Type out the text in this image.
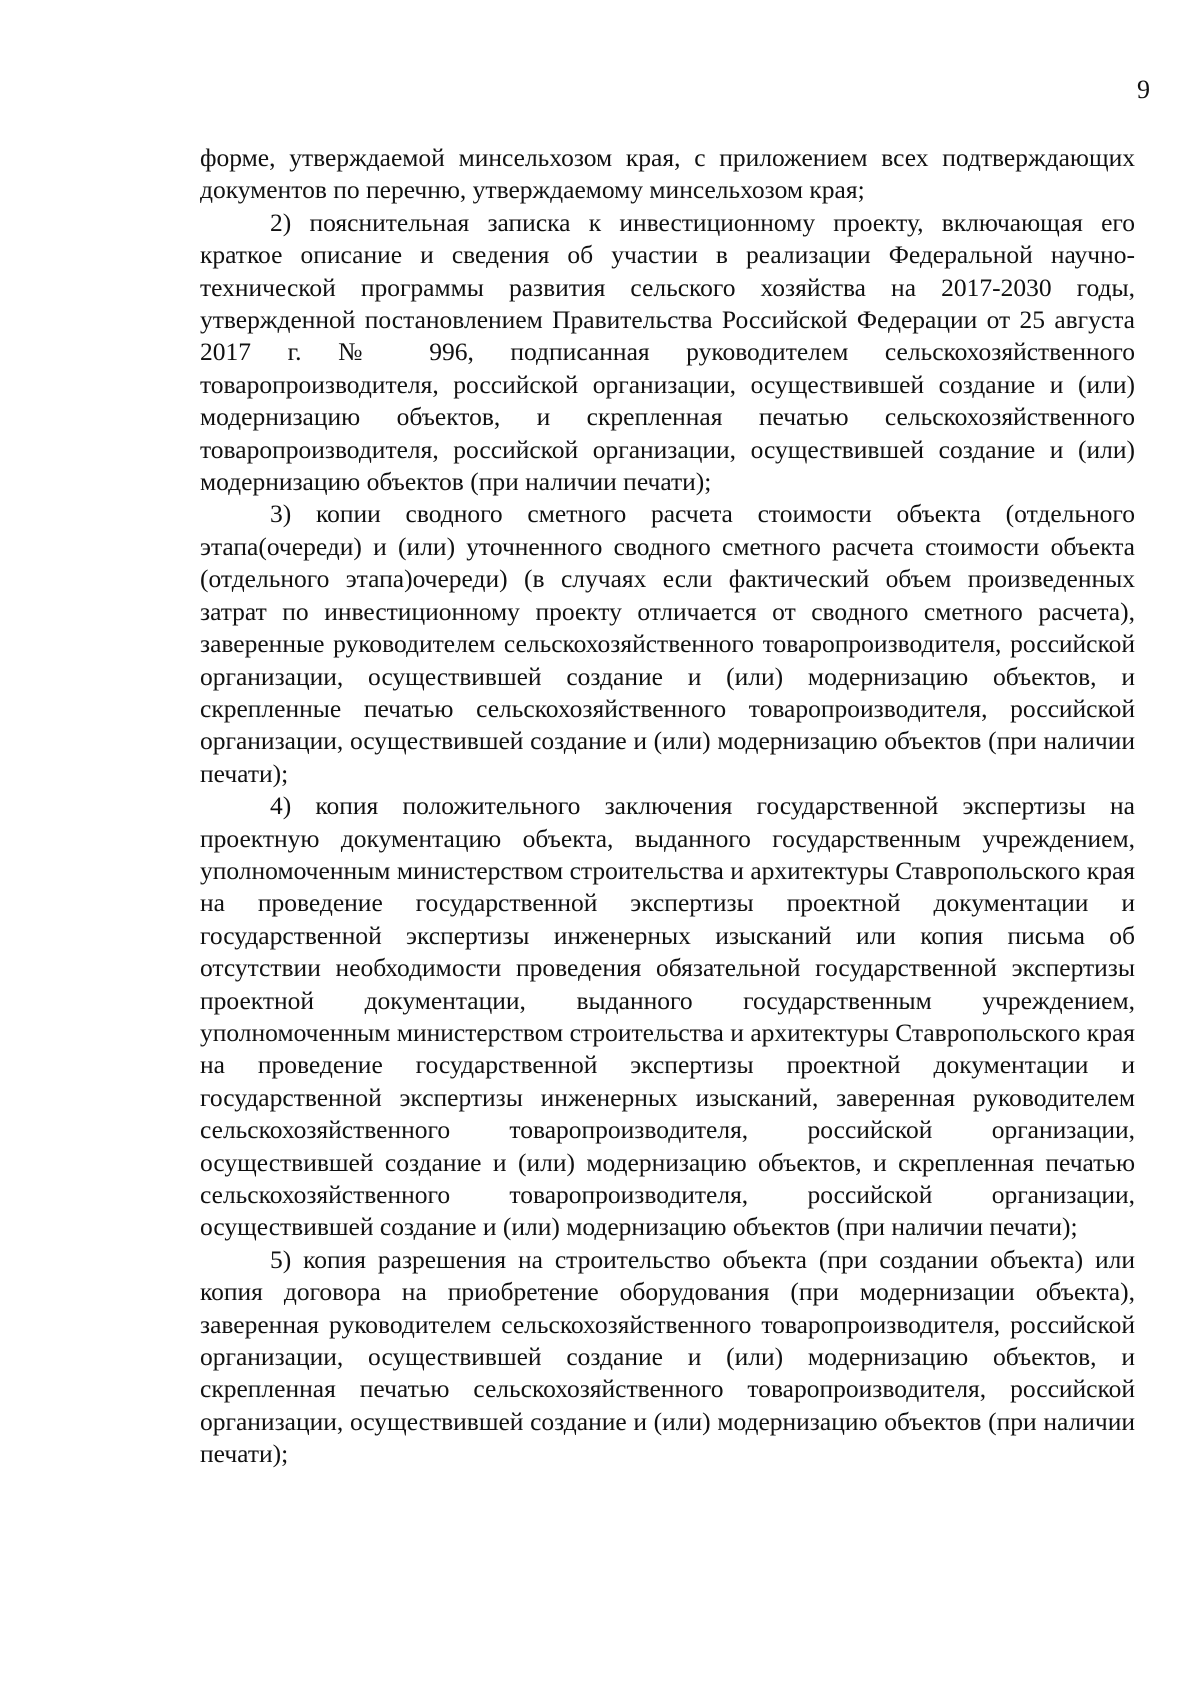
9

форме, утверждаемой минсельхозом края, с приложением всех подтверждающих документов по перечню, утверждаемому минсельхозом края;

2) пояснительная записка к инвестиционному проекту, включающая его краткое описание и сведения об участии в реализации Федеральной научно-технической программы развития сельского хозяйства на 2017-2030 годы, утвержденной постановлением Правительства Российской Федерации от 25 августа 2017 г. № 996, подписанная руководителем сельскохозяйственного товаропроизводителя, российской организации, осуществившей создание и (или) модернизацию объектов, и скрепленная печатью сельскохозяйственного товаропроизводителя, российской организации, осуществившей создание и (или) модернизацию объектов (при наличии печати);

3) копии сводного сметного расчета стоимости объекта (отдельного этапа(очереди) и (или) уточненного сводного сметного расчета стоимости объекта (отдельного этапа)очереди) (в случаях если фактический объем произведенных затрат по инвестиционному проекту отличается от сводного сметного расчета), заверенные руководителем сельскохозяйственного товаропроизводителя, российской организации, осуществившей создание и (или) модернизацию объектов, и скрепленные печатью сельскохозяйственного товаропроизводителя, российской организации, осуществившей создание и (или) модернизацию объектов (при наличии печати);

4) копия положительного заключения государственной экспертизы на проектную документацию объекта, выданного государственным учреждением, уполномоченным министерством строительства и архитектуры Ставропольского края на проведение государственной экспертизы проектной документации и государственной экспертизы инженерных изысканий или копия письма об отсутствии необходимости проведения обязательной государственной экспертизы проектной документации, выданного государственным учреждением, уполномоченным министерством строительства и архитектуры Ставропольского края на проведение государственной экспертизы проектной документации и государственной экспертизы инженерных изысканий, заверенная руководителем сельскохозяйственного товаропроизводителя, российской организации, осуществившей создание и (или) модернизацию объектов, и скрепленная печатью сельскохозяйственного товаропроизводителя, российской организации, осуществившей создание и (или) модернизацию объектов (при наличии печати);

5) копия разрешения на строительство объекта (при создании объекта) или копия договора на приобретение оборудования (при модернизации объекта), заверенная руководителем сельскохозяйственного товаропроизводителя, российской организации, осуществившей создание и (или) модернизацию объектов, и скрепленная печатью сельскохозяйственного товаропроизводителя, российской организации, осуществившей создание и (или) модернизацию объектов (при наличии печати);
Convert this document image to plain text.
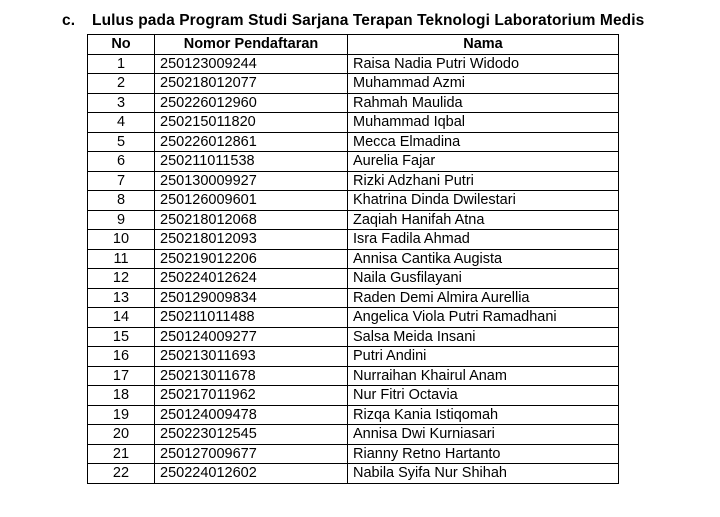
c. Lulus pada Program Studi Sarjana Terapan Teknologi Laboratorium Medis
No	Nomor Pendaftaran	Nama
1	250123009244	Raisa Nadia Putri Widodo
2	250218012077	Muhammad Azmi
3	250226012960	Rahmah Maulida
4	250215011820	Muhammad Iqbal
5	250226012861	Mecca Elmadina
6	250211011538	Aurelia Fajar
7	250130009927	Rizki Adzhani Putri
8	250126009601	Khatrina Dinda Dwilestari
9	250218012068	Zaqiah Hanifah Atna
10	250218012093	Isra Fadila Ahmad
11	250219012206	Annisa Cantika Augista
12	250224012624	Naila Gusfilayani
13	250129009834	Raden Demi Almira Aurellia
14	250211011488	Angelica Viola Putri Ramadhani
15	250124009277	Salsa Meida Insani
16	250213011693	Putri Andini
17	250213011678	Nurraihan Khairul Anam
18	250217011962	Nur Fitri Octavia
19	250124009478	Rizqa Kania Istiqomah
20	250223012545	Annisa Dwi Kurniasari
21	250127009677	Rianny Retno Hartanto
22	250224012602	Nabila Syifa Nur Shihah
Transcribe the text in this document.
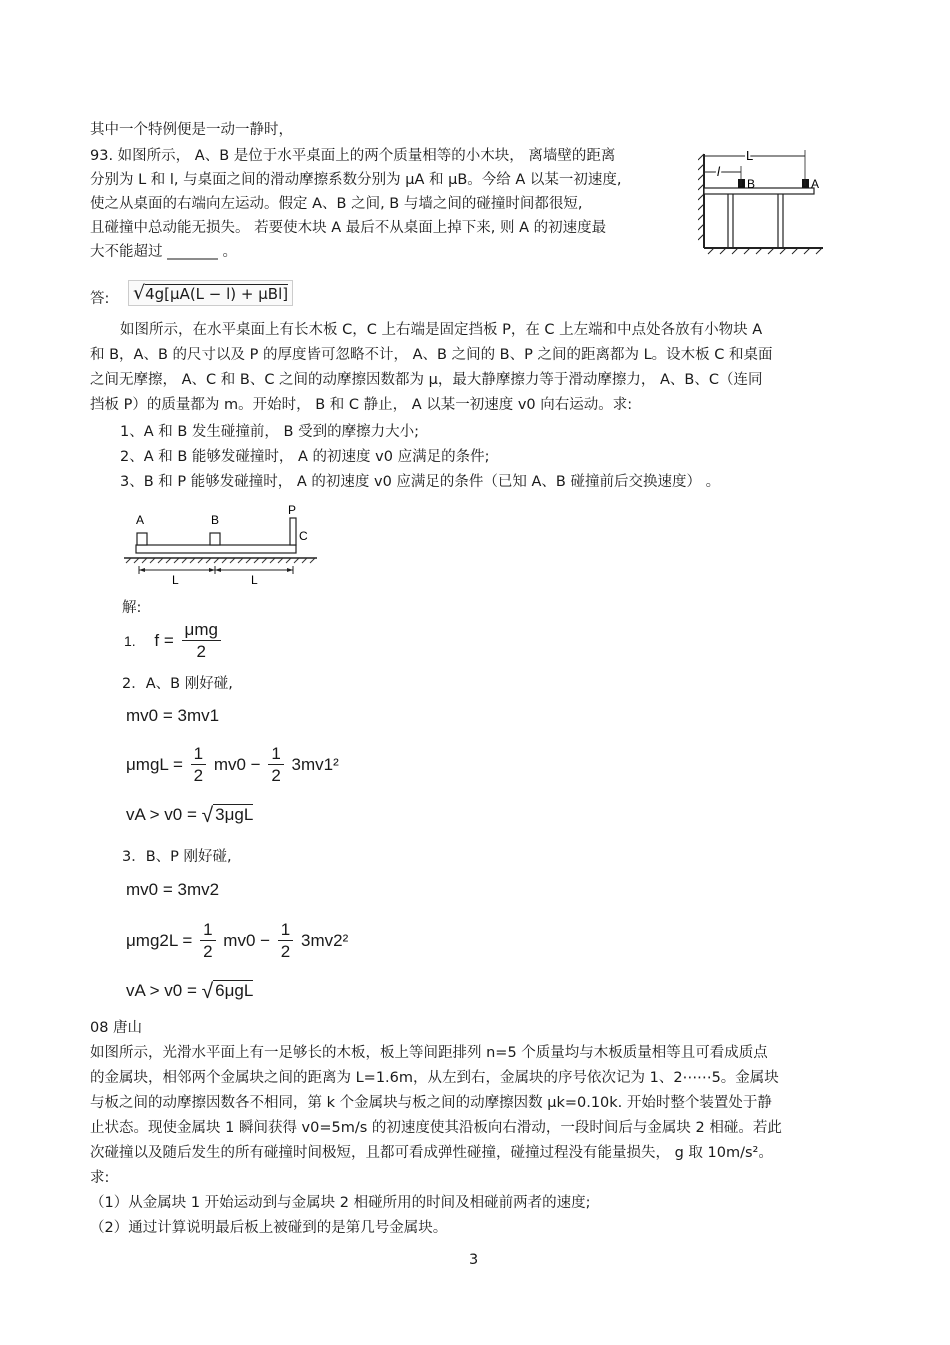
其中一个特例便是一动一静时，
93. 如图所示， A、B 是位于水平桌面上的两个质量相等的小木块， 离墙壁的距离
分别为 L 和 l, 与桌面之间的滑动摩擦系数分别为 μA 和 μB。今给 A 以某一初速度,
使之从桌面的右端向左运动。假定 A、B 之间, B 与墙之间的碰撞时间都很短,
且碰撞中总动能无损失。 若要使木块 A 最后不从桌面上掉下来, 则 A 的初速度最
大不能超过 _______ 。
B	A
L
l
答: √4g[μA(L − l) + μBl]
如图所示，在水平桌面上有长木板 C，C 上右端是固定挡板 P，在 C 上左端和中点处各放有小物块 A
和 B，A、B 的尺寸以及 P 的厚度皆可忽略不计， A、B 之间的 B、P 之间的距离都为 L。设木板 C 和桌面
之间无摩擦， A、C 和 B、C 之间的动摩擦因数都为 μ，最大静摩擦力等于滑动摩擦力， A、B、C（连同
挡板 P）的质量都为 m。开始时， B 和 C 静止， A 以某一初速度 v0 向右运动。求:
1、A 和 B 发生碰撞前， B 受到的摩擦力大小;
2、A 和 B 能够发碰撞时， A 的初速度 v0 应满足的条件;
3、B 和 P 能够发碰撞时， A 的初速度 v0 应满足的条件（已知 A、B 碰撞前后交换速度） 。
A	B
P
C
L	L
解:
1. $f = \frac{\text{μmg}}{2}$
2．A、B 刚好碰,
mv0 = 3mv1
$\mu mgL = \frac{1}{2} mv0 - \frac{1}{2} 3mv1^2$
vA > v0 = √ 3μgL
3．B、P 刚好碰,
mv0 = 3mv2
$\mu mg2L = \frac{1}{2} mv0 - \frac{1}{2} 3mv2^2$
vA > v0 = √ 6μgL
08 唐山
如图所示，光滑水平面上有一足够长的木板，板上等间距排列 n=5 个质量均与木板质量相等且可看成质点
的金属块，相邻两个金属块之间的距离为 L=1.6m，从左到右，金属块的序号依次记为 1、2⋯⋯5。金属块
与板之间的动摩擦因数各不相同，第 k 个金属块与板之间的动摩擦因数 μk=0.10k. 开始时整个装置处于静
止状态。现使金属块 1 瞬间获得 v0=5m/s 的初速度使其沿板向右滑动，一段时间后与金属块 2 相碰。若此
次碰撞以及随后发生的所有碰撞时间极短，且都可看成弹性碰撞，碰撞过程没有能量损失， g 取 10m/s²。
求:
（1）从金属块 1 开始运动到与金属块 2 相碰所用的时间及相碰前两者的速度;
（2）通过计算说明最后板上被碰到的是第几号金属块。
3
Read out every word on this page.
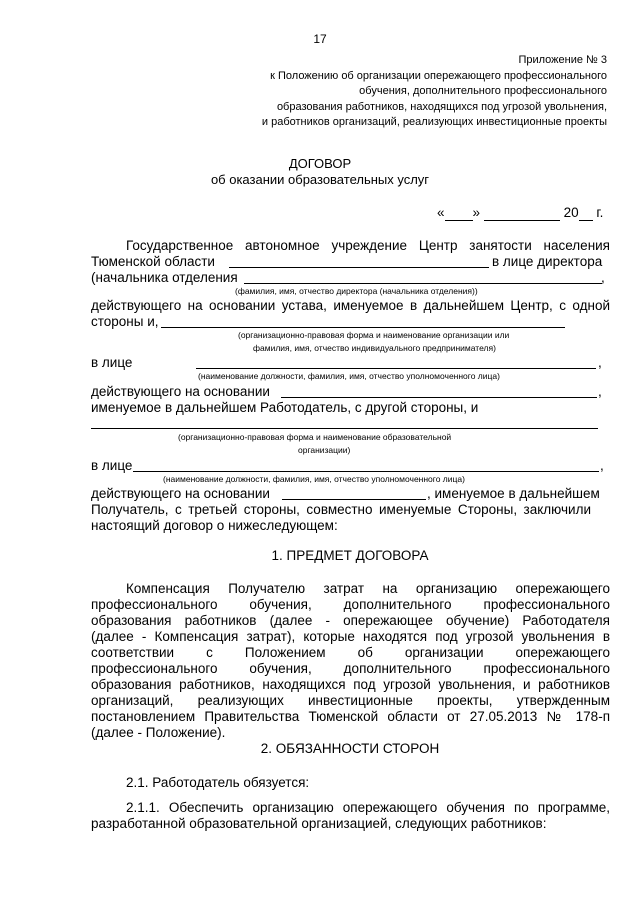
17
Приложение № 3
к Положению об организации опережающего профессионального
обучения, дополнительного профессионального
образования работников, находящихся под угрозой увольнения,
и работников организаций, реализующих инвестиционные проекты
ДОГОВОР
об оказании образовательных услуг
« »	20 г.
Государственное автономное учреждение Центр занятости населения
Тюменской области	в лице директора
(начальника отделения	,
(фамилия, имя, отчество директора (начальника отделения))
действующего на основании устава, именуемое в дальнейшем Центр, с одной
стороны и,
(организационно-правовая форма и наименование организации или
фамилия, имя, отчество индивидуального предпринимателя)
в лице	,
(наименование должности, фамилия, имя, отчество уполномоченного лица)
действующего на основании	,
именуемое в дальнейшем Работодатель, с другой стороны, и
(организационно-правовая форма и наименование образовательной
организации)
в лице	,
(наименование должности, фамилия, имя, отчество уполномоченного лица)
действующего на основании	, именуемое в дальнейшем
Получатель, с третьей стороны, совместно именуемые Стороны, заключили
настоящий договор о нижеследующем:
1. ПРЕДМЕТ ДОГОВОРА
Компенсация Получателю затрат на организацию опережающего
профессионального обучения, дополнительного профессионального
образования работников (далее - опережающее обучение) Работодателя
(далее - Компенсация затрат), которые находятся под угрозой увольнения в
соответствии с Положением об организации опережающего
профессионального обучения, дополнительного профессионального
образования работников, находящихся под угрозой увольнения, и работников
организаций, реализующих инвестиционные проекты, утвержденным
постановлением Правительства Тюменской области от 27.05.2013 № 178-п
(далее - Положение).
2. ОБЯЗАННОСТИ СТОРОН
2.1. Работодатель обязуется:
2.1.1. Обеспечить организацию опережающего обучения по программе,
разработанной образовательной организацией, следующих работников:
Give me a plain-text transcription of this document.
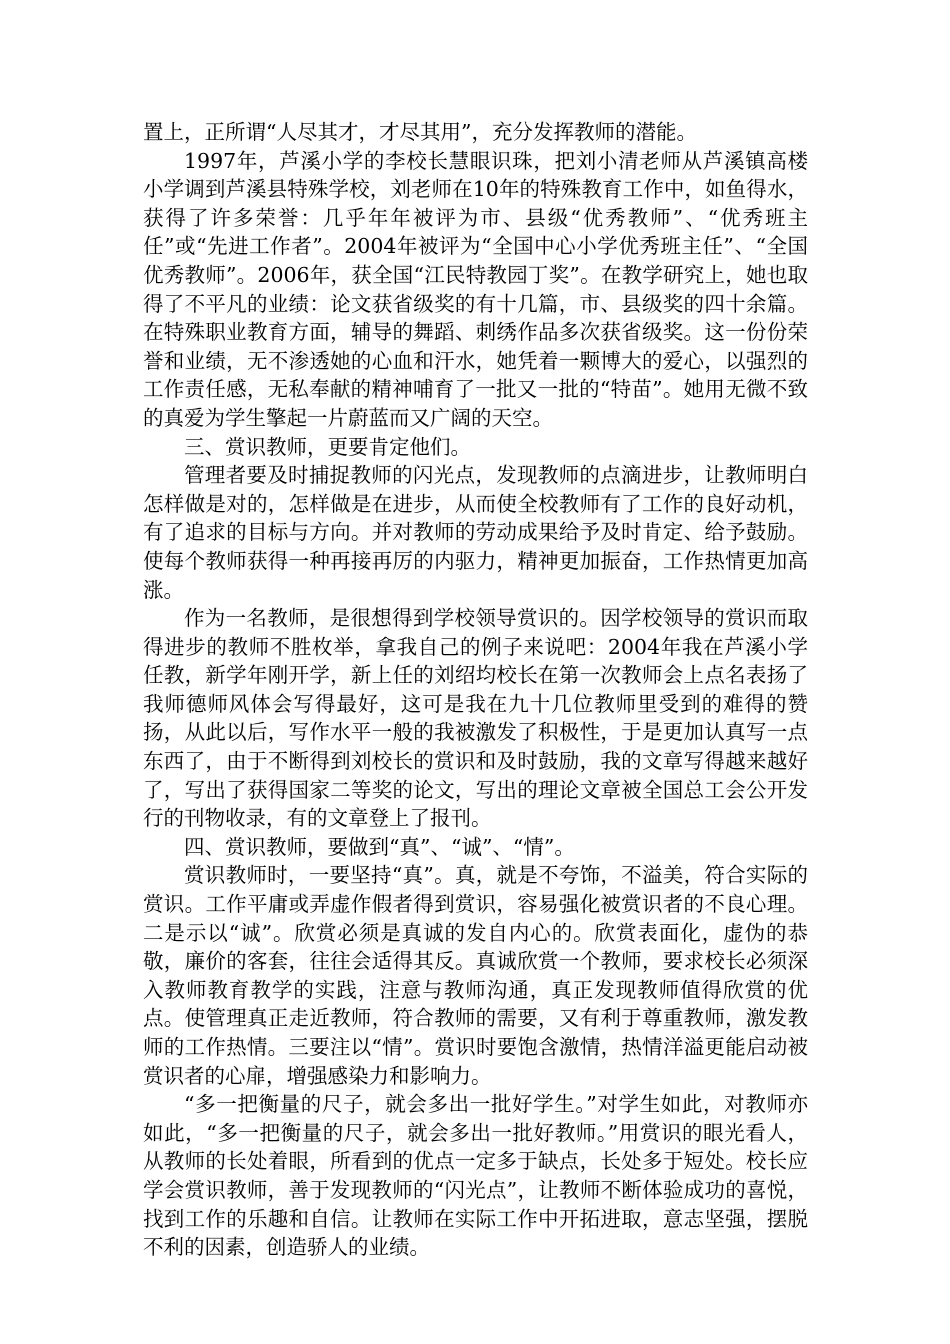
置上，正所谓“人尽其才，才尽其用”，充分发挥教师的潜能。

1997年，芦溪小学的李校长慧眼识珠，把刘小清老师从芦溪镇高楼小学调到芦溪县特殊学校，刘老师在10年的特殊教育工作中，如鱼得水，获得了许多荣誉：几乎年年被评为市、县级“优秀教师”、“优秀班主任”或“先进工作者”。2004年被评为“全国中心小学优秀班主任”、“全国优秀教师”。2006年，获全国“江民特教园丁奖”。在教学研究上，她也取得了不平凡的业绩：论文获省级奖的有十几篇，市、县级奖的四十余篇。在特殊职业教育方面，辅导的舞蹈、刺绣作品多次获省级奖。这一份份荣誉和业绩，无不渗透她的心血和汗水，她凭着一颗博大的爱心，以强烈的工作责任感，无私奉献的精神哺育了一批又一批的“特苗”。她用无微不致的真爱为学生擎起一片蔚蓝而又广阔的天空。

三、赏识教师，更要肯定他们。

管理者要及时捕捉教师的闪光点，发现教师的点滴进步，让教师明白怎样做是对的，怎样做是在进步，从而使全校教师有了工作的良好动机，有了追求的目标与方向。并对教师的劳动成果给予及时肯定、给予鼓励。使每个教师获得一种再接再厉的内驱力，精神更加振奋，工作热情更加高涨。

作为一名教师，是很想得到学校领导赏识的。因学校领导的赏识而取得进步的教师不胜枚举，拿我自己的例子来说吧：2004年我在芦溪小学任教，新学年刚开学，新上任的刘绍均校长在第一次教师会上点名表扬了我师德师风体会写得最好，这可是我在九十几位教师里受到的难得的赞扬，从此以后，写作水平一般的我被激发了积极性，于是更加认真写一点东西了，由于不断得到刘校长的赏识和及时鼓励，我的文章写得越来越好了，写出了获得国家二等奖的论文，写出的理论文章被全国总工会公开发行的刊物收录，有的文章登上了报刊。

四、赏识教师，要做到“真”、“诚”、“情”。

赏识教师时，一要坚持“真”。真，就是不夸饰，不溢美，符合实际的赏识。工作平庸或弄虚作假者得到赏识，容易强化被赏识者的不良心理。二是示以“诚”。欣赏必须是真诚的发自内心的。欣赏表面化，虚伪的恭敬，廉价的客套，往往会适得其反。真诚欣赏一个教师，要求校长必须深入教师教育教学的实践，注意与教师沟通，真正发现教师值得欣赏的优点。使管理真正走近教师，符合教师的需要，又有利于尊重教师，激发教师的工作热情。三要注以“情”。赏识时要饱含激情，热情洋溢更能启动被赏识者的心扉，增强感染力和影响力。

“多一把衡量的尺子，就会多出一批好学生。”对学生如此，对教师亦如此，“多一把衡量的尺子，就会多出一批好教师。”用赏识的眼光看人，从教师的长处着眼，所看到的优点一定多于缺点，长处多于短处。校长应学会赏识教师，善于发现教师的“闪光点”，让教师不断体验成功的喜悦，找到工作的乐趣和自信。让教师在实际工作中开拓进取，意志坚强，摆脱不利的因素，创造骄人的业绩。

### Task objective
Using the listing, say how many lines include the word "Annisa", and add nothing else.

### Right answer
2